Retype the full set of records. Keep every character identical.

--- START OF Data supplied ---

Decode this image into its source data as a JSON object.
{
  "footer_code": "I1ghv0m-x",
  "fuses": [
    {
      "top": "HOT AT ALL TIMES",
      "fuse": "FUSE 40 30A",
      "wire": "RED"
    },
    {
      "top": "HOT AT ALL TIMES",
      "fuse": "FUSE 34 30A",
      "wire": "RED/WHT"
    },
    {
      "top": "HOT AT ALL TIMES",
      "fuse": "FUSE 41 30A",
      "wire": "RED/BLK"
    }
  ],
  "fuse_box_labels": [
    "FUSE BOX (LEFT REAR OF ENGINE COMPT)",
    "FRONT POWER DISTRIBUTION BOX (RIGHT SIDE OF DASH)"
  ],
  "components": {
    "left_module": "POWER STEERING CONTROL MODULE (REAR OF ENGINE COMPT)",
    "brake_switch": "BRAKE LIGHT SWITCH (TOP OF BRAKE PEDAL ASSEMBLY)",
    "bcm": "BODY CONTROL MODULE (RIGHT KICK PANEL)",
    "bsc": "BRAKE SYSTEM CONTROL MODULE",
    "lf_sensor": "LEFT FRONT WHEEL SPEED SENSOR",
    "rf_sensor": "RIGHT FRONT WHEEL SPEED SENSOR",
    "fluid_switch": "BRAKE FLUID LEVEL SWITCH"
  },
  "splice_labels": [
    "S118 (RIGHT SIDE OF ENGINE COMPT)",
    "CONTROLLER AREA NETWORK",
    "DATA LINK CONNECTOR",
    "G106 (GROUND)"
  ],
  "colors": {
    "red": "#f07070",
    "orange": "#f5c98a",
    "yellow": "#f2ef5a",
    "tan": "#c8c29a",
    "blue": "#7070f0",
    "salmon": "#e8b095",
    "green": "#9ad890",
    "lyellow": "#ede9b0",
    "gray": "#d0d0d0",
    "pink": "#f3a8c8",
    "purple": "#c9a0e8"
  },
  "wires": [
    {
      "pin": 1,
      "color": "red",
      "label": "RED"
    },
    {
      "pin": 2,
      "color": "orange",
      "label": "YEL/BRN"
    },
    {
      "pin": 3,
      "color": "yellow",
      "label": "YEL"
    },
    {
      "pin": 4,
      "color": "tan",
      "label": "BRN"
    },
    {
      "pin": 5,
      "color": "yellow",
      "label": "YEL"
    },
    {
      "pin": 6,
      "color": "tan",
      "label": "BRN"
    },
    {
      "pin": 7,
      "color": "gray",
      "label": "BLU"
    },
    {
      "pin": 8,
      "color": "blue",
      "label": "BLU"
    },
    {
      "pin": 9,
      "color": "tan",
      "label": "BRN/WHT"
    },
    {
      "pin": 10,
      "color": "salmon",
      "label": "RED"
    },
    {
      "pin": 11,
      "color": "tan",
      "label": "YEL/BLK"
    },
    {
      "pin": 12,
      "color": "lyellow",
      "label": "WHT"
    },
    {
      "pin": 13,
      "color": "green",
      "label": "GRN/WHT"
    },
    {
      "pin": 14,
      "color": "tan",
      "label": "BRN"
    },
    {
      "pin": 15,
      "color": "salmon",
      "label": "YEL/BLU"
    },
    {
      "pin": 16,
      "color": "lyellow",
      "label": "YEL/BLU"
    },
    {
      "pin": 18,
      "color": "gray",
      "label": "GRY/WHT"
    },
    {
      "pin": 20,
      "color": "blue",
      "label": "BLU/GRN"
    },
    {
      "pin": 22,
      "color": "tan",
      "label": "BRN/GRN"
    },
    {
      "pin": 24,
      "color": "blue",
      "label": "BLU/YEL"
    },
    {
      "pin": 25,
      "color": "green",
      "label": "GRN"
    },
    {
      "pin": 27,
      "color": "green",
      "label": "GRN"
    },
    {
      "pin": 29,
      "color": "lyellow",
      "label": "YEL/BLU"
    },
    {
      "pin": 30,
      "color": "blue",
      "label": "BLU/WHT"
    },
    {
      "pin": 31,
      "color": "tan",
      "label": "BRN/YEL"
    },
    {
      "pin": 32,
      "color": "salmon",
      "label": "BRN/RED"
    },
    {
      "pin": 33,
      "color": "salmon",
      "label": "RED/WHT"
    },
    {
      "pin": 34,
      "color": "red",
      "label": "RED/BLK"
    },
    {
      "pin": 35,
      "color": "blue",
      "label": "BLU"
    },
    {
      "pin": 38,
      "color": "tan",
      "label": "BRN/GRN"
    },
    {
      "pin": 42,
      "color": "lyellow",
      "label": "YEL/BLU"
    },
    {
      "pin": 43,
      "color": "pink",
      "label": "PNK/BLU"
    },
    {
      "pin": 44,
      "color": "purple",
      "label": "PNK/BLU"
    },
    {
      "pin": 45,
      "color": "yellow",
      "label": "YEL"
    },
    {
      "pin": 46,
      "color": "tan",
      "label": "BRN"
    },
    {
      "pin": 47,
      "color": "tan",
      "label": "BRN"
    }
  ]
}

--- END OF Data supplied ---

• Answer:
Decode this image into its source data as a JSON object.
{
  "footer_code": "I1ghv0m-x",
  "fuses": [
    {
      "top": "HOT AT ALL TIMES",
      "fuse": "FUSE 40 30A",
      "wire": "RED"
    },
    {
      "top": "HOT AT ALL TIMES",
      "fuse": "FUSE 34 30A",
      "wire": "RED/WHT"
    },
    {
      "top": "HOT AT ALL TIMES",
      "fuse": "FUSE 41 30A",
      "wire": "RED/BLK"
    }
  ],
  "fuse_box_labels": [
    "FUSE BOX (LEFT REAR OF ENGINE COMPT)",
    "FRONT POWER DISTRIBUTION BOX (RIGHT SIDE OF DASH)"
  ],
  "components": {
    "left_module": "POWER STEERING CONTROL MODULE (REAR OF ENGINE COMPT)",
    "brake_switch": "BRAKE LIGHT SWITCH (TOP OF BRAKE PEDAL ASSEMBLY)",
    "bcm": "BODY CONTROL MODULE (RIGHT KICK PANEL)",
    "bsc": "BRAKE SYSTEM CONTROL MODULE",
    "lf_sensor": "LEFT FRONT WHEEL SPEED SENSOR",
    "rf_sensor": "RIGHT FRONT WHEEL SPEED SENSOR",
    "fluid_switch": "BRAKE FLUID LEVEL SWITCH"
  },
  "splice_labels": [
    "S118 (RIGHT SIDE OF ENGINE COMPT)",
    "CONTROLLER AREA NETWORK",
    "DATA LINK CONNECTOR",
    "G106 (GROUND)"
  ],
  "colors": {
    "red": "#f07070",
    "orange": "#f5c98a",
    "yellow": "#f2ef5a",
    "tan": "#c8c29a",
    "blue": "#7070f0",
    "salmon": "#e8b095",
    "green": "#9ad890",
    "lyellow": "#ede9b0",
    "gray": "#d0d0d0",
    "pink": "#f3a8c8",
    "purple": "#c9a0e8"
  },
  "wires": [
    {
      "pin": 1,
      "color": "red",
      "label": "RED"
    },
    {
      "pin": 2,
      "color": "orange",
      "label": "YEL/BRN"
    },
    {
      "pin": 3,
      "color": "yellow",
      "label": "YEL"
    },
    {
      "pin": 4,
      "color": "tan",
      "label": "BRN"
    },
    {
      "pin": 5,
      "color": "yellow",
      "label": "YEL"
    },
    {
      "pin": 6,
      "color": "tan",
      "label": "BRN"
    },
    {
      "pin": 7,
      "color": "gray",
      "label": "BLU"
    },
    {
      "pin": 8,
      "color": "blue",
      "label": "BLU"
    },
    {
      "pin": 9,
      "color": "tan",
      "label": "BRN/WHT"
    },
    {
      "pin": 10,
      "color": "salmon",
      "label": "RED"
    },
    {
      "pin": 11,
      "color": "tan",
      "label": "YEL/BLK"
    },
    {
      "pin": 12,
      "color": "lyellow",
      "label": "WHT"
    },
    {
      "pin": 13,
      "color": "green",
      "label": "GRN/WHT"
    },
    {
      "pin": 14,
      "color": "tan",
      "label": "BRN"
    },
    {
      "pin": 15,
      "color": "salmon",
      "label": "YEL/BLU"
    },
    {
      "pin": 16,
      "color": "lyellow",
      "label": "YEL/BLU"
    },
    {
      "pin": 18,
      "color": "gray",
      "label": "GRY/WHT"
    },
    {
      "pin": 20,
      "color": "blue",
      "label": "BLU/GRN"
    },
    {
      "pin": 22,
      "color": "tan",
      "label": "BRN/GRN"
    },
    {
      "pin": 24,
      "color": "blue",
      "label": "BLU/YEL"
    },
    {
      "pin": 25,
      "color": "green",
      "label": "GRN"
    },
    {
      "pin": 27,
      "color": "green",
      "label": "GRN"
    },
    {
      "pin": 29,
      "color": "lyellow",
      "label": "YEL/BLU"
    },
    {
      "pin": 30,
      "color": "blue",
      "label": "BLU/WHT"
    },
    {
      "pin": 31,
      "color": "tan",
      "label": "BRN/YEL"
    },
    {
      "pin": 32,
      "color": "salmon",
      "label": "BRN/RED"
    },
    {
      "pin": 33,
      "color": "salmon",
      "label": "RED/WHT"
    },
    {
      "pin": 34,
      "color": "red",
      "label": "RED/BLK"
    },
    {
      "pin": 35,
      "color": "blue",
      "label": "BLU"
    },
    {
      "pin": 38,
      "color": "tan",
      "label": "BRN/GRN"
    },
    {
      "pin": 42,
      "color": "lyellow",
      "label": "YEL/BLU"
    },
    {
      "pin": 43,
      "color": "pink",
      "label": "PNK/BLU"
    },
    {
      "pin": 44,
      "color": "purple",
      "label": "PNK/BLU"
    },
    {
      "pin": 45,
      "color": "yellow",
      "label": "YEL"
    },
    {
      "pin": 46,
      "color": "tan",
      "label": "BRN"
    },
    {
      "pin": 47,
      "color": "tan",
      "label": "BRN"
    }
  ]
}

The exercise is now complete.